§ **Your goal**: Reproduce the material below word for word, from its first line through the line containing "staticText: -500: [638, 622, 687, 655]", including both of those lines.

§ **Data extract**:
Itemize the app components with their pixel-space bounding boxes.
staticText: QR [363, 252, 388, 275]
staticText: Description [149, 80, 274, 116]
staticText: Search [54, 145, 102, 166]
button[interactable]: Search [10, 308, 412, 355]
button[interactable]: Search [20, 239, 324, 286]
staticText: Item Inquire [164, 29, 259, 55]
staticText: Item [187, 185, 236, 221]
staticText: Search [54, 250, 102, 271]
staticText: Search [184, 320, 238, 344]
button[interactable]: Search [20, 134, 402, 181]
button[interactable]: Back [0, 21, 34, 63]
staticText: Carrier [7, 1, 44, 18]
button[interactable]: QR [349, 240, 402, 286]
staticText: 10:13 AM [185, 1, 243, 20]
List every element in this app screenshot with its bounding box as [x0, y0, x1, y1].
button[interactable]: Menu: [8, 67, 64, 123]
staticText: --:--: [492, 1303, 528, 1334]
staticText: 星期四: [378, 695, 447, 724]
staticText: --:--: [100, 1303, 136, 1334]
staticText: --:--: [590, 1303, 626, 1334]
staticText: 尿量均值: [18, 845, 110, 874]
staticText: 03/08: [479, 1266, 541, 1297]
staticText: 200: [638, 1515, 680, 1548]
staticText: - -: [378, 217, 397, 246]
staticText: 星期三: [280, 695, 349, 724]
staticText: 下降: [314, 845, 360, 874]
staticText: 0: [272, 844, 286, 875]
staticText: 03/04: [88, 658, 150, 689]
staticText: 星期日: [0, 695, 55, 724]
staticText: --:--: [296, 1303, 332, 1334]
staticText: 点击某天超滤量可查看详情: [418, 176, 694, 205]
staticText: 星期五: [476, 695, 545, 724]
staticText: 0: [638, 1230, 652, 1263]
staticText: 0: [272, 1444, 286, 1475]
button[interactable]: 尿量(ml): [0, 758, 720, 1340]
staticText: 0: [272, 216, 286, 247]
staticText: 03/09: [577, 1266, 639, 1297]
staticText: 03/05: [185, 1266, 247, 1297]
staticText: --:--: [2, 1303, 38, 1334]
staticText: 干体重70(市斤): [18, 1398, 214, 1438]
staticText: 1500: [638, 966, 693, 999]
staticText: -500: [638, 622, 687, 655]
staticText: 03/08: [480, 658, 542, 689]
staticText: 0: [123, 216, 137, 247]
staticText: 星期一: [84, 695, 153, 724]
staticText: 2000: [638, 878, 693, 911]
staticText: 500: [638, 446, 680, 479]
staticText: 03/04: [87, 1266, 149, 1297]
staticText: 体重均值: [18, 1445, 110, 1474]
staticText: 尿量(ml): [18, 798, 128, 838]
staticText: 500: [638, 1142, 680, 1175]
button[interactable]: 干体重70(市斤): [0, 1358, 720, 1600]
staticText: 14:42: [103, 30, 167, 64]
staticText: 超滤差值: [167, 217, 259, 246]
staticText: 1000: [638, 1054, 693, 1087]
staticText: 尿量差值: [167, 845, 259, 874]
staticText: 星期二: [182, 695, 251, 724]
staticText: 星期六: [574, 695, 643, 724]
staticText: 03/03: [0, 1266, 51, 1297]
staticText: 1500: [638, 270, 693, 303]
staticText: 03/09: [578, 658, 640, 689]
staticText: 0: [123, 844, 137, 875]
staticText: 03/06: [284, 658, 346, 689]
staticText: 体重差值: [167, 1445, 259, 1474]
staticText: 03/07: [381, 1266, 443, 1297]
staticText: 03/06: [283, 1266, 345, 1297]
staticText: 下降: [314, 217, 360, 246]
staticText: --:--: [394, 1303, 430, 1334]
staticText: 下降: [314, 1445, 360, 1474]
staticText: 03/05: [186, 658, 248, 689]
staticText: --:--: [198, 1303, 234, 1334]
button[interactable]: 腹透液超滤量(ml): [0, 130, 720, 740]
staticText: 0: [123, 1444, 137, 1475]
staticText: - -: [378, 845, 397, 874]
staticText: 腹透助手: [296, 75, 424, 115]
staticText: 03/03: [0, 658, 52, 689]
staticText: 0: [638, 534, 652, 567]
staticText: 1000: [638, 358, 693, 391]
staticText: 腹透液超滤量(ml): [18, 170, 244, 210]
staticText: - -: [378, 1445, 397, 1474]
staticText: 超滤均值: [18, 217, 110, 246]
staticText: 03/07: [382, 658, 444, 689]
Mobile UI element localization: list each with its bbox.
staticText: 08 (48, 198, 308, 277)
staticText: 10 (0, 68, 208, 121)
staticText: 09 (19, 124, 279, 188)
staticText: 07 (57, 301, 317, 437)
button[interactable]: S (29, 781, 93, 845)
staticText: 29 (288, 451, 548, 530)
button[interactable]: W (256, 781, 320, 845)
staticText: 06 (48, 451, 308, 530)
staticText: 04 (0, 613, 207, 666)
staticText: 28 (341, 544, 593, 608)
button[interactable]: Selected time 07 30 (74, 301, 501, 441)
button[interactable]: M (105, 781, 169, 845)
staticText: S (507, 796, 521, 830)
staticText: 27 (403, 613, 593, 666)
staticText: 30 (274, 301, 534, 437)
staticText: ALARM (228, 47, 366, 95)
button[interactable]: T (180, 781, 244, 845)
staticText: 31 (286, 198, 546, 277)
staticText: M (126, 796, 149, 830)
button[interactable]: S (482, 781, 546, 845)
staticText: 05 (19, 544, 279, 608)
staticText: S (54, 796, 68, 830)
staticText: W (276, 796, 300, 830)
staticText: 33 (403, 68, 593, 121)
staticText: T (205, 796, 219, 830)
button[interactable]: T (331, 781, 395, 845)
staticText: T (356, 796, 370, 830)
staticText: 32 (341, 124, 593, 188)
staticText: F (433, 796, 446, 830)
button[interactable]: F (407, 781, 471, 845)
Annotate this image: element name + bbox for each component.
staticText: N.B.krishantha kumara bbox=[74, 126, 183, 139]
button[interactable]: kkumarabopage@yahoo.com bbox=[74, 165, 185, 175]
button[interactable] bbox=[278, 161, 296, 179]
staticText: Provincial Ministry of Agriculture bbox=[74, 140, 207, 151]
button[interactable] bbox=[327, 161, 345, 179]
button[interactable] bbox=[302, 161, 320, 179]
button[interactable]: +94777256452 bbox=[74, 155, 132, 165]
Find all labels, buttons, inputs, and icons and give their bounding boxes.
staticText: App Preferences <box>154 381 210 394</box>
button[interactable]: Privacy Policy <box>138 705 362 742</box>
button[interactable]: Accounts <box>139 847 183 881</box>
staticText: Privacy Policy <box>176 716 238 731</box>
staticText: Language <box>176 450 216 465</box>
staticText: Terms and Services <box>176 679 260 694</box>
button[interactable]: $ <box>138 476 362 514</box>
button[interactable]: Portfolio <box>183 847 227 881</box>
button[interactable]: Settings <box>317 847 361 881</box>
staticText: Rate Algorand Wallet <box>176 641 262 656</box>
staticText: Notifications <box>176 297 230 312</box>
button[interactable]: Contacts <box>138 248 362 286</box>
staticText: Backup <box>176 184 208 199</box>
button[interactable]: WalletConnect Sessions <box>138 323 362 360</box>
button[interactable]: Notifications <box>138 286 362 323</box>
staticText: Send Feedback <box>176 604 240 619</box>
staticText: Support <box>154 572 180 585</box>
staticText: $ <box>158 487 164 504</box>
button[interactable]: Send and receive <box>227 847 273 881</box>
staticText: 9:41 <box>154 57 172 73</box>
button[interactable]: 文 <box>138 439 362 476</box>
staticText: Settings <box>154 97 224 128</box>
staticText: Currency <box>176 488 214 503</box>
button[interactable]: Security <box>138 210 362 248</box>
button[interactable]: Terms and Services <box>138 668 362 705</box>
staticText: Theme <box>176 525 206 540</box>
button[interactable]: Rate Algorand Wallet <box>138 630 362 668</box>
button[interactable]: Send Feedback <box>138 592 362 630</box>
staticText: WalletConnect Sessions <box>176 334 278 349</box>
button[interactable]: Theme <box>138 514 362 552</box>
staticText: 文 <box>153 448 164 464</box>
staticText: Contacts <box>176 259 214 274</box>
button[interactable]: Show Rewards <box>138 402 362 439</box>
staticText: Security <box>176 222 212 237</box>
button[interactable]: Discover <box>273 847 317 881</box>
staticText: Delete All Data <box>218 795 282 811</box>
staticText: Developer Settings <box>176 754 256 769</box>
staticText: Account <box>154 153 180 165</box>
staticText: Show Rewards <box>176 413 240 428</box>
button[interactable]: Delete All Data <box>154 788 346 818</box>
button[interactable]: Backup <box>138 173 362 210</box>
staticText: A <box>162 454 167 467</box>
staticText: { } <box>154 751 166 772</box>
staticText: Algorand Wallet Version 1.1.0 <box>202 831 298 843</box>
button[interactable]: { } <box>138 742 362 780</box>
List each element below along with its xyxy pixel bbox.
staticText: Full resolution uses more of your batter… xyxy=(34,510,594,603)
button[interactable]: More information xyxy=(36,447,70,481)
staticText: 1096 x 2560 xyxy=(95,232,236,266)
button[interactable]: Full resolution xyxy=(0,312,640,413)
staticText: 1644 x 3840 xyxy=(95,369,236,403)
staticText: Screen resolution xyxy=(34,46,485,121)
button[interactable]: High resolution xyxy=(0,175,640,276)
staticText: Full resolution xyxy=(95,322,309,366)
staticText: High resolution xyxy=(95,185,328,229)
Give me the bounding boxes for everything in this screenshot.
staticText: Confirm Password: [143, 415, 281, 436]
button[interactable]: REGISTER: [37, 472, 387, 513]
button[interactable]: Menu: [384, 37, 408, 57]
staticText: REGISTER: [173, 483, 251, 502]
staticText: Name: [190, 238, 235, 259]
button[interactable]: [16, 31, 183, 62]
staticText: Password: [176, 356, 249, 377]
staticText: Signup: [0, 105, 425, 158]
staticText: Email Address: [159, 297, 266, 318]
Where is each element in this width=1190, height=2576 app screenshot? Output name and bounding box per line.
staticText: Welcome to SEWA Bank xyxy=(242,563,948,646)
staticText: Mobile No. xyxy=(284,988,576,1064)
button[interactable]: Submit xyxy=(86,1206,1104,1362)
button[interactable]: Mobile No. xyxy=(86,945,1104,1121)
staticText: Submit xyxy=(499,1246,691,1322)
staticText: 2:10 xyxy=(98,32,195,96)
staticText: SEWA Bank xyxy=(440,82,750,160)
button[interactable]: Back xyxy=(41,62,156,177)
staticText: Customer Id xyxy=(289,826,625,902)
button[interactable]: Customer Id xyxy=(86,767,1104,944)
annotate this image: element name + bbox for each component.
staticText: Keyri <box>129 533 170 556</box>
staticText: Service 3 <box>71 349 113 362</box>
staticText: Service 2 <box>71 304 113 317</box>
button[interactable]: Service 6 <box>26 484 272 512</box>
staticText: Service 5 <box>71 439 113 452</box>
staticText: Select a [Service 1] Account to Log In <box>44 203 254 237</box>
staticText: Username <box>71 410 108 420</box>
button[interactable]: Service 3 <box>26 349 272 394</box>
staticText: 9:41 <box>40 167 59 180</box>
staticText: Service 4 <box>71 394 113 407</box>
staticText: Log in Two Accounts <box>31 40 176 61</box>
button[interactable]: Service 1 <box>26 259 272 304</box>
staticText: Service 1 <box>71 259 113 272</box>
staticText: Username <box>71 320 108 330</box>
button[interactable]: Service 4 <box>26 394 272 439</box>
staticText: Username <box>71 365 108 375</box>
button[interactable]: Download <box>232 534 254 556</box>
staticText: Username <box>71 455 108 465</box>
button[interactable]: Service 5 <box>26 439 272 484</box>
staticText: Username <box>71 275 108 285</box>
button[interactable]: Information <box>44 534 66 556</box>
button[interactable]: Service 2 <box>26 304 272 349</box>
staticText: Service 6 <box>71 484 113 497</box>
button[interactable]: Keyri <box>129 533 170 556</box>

§ **Task response**:
Itemize the app components with their pixel-space bounding boxes.
staticText: QR [363, 252, 388, 275]
staticText: Description [149, 80, 274, 116]
staticText: Search [54, 145, 102, 166]
button[interactable]: Search [10, 308, 412, 355]
button[interactable]: Search [20, 239, 324, 286]
staticText: Item Inquire [164, 29, 259, 55]
staticText: Item [187, 185, 236, 221]
staticText: Search [54, 250, 102, 271]
staticText: Search [184, 320, 238, 344]
button[interactable]: Search [20, 134, 402, 181]
button[interactable]: Back [0, 21, 34, 63]
staticText: Carrier [7, 1, 44, 18]
button[interactable]: QR [349, 240, 402, 286]
staticText: 10:13 AM [185, 1, 243, 20]
List every element in this app screenshot with its bounding box as [x0, y0, x1, y1].
button[interactable]: Menu: [8, 67, 64, 123]
staticText: --:--: [492, 1303, 528, 1334]
staticText: 星期四: [378, 695, 447, 724]
staticText: --:--: [100, 1303, 136, 1334]
staticText: --:--: [590, 1303, 626, 1334]
staticText: 尿量均值: [18, 845, 110, 874]
staticText: 03/08: [479, 1266, 541, 1297]
staticText: 200: [638, 1515, 680, 1548]
staticText: - -: [378, 217, 397, 246]
staticText: 星期三: [280, 695, 349, 724]
staticText: 下降: [314, 845, 360, 874]
staticText: 0: [272, 844, 286, 875]
staticText: 03/04: [88, 658, 150, 689]
staticText: 星期日: [0, 695, 55, 724]
staticText: --:--: [296, 1303, 332, 1334]
staticText: 点击某天超滤量可查看详情: [418, 176, 694, 205]
staticText: 星期五: [476, 695, 545, 724]
staticText: 0: [638, 1230, 652, 1263]
staticText: 0: [272, 1444, 286, 1475]
button[interactable]: 尿量(ml): [0, 758, 720, 1340]
staticText: 0: [272, 216, 286, 247]
staticText: 03/09: [577, 1266, 639, 1297]
staticText: 03/05: [185, 1266, 247, 1297]
staticText: --:--: [2, 1303, 38, 1334]
staticText: 干体重70(市斤): [18, 1398, 214, 1438]
staticText: 1500: [638, 966, 693, 999]
staticText: -500: [638, 622, 687, 655]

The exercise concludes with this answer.